→ Texto presentado
Testimonio de Oscar Oszlak, fundador y primer presidente de la SAAP
Con motivo de la celebración por los cuarenta años de la creación de la SAAP, creo oportuno recordar las circunstancias que rodearon aquella decisión hace cuatro décadas.
En 1982 tuvo lugar en Río de Janeiro el XII Congreso Mundial de Ciencia Política. Brasil se hallaba por entonces, al igual que la Argentina, sometido a un duro régimen autoritario que coartaba los derechos ciudadanos y restringía la institucionalidad política.
Sin embargo, a diferencia de Argentina, Brasil había conseguido algunos avances importantes en materia de expresión política abierta, entre los cuales la propia realización de un congreso mundial de ciencia política era un hito muy significativo.
El 9 de agosto de 1982, en el suntuoso auditorio del Hotel Nacional de Río de Janeiro, el presidente João Figueiredo declaró inaugurado el XII Congreso Mundial de la Asociación Internacional de Ciencia Política (IPSA). Más de 1.500 colegas se reunieron en Río para debatir, durante una semana, 900 trabajos que -desde los ángulos más diversos- intentaban dar respuesta al interrogante central del congreso: cómo lograr en los años 80 la consolidación de las sociedades frente a sus respectivos estados; cómo conseguir que esas sociedades, por sobre diferencias regionales o de regímenes políticos, fueran capaces de conjurar las falacias del poder arrogante y de hallar nuevos medios de convertir a los aparatos estatales en servidores de la sociedad civil.
El interrogante, en definitiva, planteaba la cuestión de la democracia y problematizaba el tema de los procesos conducentes a su implantación y consolidación, frente a la dominación autoritaria y la supresión sistemática de espacios sociales en los que la comunidad, a través de sus instituciones, pudiera elaborar, expresar o participar en la gestación de las políticas que afectaban su destino.

→ Consignas de trabajo
1. Según el testimonio de Oszlak, ¿quién declaró inaugurado el XII Congreso Mundial de la IPSA?
2. Por favor, prolonga el testimonio de Oszlak a partir de su última oración.

→ Extractos de registros

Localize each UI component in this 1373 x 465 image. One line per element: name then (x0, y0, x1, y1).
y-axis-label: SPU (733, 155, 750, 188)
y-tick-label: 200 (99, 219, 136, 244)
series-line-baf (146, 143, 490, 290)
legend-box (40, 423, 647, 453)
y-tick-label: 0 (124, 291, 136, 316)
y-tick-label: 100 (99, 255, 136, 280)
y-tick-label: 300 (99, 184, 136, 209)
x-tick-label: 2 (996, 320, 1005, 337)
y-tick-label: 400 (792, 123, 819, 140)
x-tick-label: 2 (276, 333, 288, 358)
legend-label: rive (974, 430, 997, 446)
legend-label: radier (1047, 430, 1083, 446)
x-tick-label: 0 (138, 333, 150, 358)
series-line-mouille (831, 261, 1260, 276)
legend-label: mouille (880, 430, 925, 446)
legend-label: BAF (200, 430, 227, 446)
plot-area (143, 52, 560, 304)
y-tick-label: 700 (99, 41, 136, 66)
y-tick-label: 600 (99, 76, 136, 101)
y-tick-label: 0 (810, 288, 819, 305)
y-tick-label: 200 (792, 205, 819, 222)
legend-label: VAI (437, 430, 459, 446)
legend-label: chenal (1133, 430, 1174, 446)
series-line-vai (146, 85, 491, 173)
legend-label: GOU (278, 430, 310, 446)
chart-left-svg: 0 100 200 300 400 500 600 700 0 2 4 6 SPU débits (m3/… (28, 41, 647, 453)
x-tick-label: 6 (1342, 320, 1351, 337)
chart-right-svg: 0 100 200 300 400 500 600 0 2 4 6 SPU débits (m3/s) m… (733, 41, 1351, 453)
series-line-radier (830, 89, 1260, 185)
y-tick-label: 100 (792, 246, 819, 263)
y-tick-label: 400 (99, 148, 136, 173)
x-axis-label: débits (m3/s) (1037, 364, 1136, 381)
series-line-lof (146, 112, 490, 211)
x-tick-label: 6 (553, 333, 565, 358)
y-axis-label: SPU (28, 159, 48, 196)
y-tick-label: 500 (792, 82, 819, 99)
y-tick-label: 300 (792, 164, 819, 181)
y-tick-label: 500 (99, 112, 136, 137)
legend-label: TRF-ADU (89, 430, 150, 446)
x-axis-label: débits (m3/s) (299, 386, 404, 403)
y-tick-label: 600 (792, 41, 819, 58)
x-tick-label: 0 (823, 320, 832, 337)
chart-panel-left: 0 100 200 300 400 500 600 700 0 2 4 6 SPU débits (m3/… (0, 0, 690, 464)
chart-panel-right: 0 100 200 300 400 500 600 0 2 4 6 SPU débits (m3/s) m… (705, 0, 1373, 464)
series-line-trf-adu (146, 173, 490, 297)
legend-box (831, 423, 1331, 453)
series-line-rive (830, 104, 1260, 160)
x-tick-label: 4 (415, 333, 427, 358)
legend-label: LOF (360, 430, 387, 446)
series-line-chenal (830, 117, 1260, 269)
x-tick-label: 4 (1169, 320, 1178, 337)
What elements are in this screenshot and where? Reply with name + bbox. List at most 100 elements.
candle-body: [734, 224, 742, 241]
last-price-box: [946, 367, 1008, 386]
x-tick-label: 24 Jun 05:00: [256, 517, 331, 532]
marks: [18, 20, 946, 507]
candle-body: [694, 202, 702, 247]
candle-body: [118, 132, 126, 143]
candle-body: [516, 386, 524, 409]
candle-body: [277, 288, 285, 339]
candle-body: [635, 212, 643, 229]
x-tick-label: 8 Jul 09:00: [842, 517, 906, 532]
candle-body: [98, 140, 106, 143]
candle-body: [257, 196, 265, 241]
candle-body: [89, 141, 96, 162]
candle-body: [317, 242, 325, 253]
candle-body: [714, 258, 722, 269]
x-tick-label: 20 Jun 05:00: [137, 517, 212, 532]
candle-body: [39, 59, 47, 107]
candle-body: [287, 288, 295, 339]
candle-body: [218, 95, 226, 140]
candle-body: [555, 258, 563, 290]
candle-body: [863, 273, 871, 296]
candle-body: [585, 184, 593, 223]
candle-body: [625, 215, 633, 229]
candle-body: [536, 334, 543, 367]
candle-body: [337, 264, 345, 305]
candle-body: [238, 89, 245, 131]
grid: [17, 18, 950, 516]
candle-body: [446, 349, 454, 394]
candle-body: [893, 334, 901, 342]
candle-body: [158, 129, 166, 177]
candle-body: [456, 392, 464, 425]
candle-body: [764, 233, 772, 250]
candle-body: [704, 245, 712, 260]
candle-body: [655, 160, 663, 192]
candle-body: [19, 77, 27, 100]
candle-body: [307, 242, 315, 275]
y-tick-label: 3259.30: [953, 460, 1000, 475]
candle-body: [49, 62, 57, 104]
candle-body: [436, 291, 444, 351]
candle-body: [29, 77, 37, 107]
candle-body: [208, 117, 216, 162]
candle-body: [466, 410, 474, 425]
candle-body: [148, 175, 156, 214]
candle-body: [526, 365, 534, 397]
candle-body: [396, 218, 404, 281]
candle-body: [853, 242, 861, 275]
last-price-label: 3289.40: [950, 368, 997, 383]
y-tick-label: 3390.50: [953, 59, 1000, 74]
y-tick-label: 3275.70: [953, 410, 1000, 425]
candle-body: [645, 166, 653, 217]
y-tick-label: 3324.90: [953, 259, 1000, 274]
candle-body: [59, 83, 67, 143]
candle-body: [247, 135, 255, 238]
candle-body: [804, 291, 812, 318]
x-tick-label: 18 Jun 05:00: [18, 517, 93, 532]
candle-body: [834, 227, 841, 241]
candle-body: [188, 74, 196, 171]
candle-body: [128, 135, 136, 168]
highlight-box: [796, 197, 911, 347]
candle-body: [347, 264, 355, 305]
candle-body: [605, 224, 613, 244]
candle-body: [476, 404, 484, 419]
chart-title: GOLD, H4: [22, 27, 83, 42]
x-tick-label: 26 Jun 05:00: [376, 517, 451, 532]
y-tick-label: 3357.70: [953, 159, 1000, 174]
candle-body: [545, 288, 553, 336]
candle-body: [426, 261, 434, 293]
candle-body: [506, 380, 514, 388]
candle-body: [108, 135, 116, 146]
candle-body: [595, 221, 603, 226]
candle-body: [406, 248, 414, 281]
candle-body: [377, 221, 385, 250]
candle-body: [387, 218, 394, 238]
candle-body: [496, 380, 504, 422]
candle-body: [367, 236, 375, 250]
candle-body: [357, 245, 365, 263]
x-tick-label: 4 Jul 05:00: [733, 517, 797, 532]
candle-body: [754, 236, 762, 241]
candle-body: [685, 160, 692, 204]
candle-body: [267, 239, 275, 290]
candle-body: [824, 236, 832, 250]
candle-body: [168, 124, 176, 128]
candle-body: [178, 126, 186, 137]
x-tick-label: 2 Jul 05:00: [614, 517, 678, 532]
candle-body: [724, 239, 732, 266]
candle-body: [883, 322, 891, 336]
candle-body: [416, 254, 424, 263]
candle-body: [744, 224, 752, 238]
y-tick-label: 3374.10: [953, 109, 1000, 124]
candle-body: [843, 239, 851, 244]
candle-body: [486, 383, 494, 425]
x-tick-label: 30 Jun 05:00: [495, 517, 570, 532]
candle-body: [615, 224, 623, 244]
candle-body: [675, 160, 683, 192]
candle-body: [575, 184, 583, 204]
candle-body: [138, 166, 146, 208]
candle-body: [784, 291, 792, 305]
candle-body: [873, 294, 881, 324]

→ Respuestas por consigna
1. El presidente João Figueiredo.

2.
La presencia presidencial y de altas autoridades del gobierno brasileño en el acto de inauguración del congresoconstituyó un hecho político muy significativo, no solo por su contenido simbóIico, sino también por las expresiones de Figueiredo en su mensaje a los congresistas. Tanto en esa oportunidad como en visitas efectuadas por autoridades de la IPSA a altos funcionarios estatales, la palabra oficial destacó la importancia de la ciencia política, del debate serio y riguroso, abierto y pluralista, como herramienta insustituible de la gestión estatal. Figueiredo instó a los participantes a profundizar los análisis y a extremar los esfuerzos en la búsqueda de interpretaciones y prescripciones, científicamente fundadas, que permitieran consolidar instituciones democráticas y diseñar políticas para alcanzar una sociedad más justa e igualitaria. Naturalmente, el mensaje se inscribía -y debía ser leído- desde la perspectiva del complejo juego preeleccionario que vivía en esos momentos Brasil. Pero más allá de la retórica o de los motivos proselitistas que podían atribuírsele, había en ese acontecimiento político un significado más profundo.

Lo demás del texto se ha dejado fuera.